STATED PROBLEM:
Search the data below for the string "金华市新华齿轮有限公司". Extract every line that contains it.
## Start
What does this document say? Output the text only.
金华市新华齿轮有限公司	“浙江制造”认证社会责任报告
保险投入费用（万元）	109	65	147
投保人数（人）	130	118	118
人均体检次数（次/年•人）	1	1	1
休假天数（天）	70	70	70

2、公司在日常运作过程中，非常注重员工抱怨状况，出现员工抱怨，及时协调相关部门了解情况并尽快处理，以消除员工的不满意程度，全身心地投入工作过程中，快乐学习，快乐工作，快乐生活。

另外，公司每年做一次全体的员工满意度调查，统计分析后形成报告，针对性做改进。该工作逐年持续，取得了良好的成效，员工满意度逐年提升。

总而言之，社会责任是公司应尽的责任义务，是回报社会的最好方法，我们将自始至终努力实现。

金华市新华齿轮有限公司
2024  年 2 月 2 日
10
## End
WRITTEN ANSWER:
金华市新华齿轮有限公司	“浙江制造”认证社会责任报告
金华市新华齿轮有限公司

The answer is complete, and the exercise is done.